[Data records]
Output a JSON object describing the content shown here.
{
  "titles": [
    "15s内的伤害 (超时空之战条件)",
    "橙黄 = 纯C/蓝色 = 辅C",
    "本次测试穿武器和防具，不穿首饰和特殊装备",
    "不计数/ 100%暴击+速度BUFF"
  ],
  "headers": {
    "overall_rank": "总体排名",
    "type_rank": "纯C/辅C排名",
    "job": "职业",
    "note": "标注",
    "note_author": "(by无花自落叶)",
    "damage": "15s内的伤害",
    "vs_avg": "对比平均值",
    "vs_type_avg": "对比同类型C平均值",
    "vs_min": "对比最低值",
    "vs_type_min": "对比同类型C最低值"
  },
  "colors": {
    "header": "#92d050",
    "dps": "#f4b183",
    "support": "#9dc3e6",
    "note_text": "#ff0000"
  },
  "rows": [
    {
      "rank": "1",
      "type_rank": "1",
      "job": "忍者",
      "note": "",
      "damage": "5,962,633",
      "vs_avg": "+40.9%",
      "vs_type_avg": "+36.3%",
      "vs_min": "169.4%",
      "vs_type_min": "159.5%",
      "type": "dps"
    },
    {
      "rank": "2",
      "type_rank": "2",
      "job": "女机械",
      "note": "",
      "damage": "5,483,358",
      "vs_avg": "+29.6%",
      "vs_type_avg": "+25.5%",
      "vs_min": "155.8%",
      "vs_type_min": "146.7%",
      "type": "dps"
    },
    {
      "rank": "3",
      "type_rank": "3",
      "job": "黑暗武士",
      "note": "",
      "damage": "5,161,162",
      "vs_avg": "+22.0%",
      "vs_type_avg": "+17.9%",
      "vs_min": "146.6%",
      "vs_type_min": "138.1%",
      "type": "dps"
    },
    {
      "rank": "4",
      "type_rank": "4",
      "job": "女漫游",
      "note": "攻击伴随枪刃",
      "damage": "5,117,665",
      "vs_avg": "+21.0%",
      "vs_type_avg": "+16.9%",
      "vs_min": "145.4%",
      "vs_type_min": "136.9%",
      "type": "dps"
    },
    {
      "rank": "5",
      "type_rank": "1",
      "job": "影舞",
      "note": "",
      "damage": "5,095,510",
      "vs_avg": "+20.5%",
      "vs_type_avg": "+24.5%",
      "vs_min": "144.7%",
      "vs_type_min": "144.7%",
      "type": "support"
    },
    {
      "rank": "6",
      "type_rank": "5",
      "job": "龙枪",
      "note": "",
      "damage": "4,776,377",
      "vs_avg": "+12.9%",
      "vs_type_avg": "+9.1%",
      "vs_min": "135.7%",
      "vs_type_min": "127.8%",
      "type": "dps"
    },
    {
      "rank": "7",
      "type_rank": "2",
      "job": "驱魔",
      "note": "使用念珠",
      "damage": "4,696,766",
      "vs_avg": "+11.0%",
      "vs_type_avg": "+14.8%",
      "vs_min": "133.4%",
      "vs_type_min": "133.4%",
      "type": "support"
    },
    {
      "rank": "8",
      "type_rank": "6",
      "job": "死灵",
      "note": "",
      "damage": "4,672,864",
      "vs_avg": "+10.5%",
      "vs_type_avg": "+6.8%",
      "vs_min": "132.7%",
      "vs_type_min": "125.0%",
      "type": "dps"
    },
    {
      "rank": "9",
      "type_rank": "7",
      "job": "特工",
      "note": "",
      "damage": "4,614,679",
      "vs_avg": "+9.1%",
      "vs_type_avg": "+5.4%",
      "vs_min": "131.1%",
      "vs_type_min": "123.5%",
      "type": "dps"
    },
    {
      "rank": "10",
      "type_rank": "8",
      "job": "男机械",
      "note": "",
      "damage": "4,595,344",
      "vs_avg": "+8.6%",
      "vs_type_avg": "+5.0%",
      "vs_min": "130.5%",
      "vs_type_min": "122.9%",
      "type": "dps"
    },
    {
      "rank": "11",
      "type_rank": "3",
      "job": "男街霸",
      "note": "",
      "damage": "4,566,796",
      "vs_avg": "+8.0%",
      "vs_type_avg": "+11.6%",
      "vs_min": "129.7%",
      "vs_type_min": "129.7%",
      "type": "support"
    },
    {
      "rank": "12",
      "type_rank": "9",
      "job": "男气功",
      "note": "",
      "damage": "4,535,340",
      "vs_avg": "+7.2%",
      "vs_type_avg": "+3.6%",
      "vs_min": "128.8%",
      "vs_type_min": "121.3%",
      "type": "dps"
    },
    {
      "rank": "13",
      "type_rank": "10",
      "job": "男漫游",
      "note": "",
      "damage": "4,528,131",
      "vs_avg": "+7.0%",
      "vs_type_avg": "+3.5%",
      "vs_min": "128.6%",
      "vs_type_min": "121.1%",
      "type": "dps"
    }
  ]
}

Task description:
Exactly reproduce every record.

Complete answer:
Output a JSON object describing the content shown here.
{
  "titles": [
    "15s内的伤害 (超时空之战条件)",
    "橙黄 = 纯C/蓝色 = 辅C",
    "本次测试穿武器和防具，不穿首饰和特殊装备",
    "不计数/ 100%暴击+速度BUFF"
  ],
  "headers": {
    "overall_rank": "总体排名",
    "type_rank": "纯C/辅C排名",
    "job": "职业",
    "note": "标注",
    "note_author": "(by无花自落叶)",
    "damage": "15s内的伤害",
    "vs_avg": "对比平均值",
    "vs_type_avg": "对比同类型C平均值",
    "vs_min": "对比最低值",
    "vs_type_min": "对比同类型C最低值"
  },
  "colors": {
    "header": "#92d050",
    "dps": "#f4b183",
    "support": "#9dc3e6",
    "note_text": "#ff0000"
  },
  "rows": [
    {
      "rank": "1",
      "type_rank": "1",
      "job": "忍者",
      "note": "",
      "damage": "5,962,633",
      "vs_avg": "+40.9%",
      "vs_type_avg": "+36.3%",
      "vs_min": "169.4%",
      "vs_type_min": "159.5%",
      "type": "dps"
    },
    {
      "rank": "2",
      "type_rank": "2",
      "job": "女机械",
      "note": "",
      "damage": "5,483,358",
      "vs_avg": "+29.6%",
      "vs_type_avg": "+25.5%",
      "vs_min": "155.8%",
      "vs_type_min": "146.7%",
      "type": "dps"
    },
    {
      "rank": "3",
      "type_rank": "3",
      "job": "黑暗武士",
      "note": "",
      "damage": "5,161,162",
      "vs_avg": "+22.0%",
      "vs_type_avg": "+17.9%",
      "vs_min": "146.6%",
      "vs_type_min": "138.1%",
      "type": "dps"
    },
    {
      "rank": "4",
      "type_rank": "4",
      "job": "女漫游",
      "note": "攻击伴随枪刃",
      "damage": "5,117,665",
      "vs_avg": "+21.0%",
      "vs_type_avg": "+16.9%",
      "vs_min": "145.4%",
      "vs_type_min": "136.9%",
      "type": "dps"
    },
    {
      "rank": "5",
      "type_rank": "1",
      "job": "影舞",
      "note": "",
      "damage": "5,095,510",
      "vs_avg": "+20.5%",
      "vs_type_avg": "+24.5%",
      "vs_min": "144.7%",
      "vs_type_min": "144.7%",
      "type": "support"
    },
    {
      "rank": "6",
      "type_rank": "5",
      "job": "龙枪",
      "note": "",
      "damage": "4,776,377",
      "vs_avg": "+12.9%",
      "vs_type_avg": "+9.1%",
      "vs_min": "135.7%",
      "vs_type_min": "127.8%",
      "type": "dps"
    },
    {
      "rank": "7",
      "type_rank": "2",
      "job": "驱魔",
      "note": "使用念珠",
      "damage": "4,696,766",
      "vs_avg": "+11.0%",
      "vs_type_avg": "+14.8%",
      "vs_min": "133.4%",
      "vs_type_min": "133.4%",
      "type": "support"
    },
    {
      "rank": "8",
      "type_rank": "6",
      "job": "死灵",
      "note": "",
      "damage": "4,672,864",
      "vs_avg": "+10.5%",
      "vs_type_avg": "+6.8%",
      "vs_min": "132.7%",
      "vs_type_min": "125.0%",
      "type": "dps"
    },
    {
      "rank": "9",
      "type_rank": "7",
      "job": "特工",
      "note": "",
      "damage": "4,614,679",
      "vs_avg": "+9.1%",
      "vs_type_avg": "+5.4%",
      "vs_min": "131.1%",
      "vs_type_min": "123.5%",
      "type": "dps"
    },
    {
      "rank": "10",
      "type_rank": "8",
      "job": "男机械",
      "note": "",
      "damage": "4,595,344",
      "vs_avg": "+8.6%",
      "vs_type_avg": "+5.0%",
      "vs_min": "130.5%",
      "vs_type_min": "122.9%",
      "type": "dps"
    },
    {
      "rank": "11",
      "type_rank": "3",
      "job": "男街霸",
      "note": "",
      "damage": "4,566,796",
      "vs_avg": "+8.0%",
      "vs_type_avg": "+11.6%",
      "vs_min": "129.7%",
      "vs_type_min": "129.7%",
      "type": "support"
    },
    {
      "rank": "12",
      "type_rank": "9",
      "job": "男气功",
      "note": "",
      "damage": "4,535,340",
      "vs_avg": "+7.2%",
      "vs_type_avg": "+3.6%",
      "vs_min": "128.8%",
      "vs_type_min": "121.3%",
      "type": "dps"
    },
    {
      "rank": "13",
      "type_rank": "10",
      "job": "男漫游",
      "note": "",
      "damage": "4,528,131",
      "vs_avg": "+7.0%",
      "vs_type_avg": "+3.5%",
      "vs_min": "128.6%",
      "vs_type_min": "121.1%",
      "type": "dps"
    }
  ]
}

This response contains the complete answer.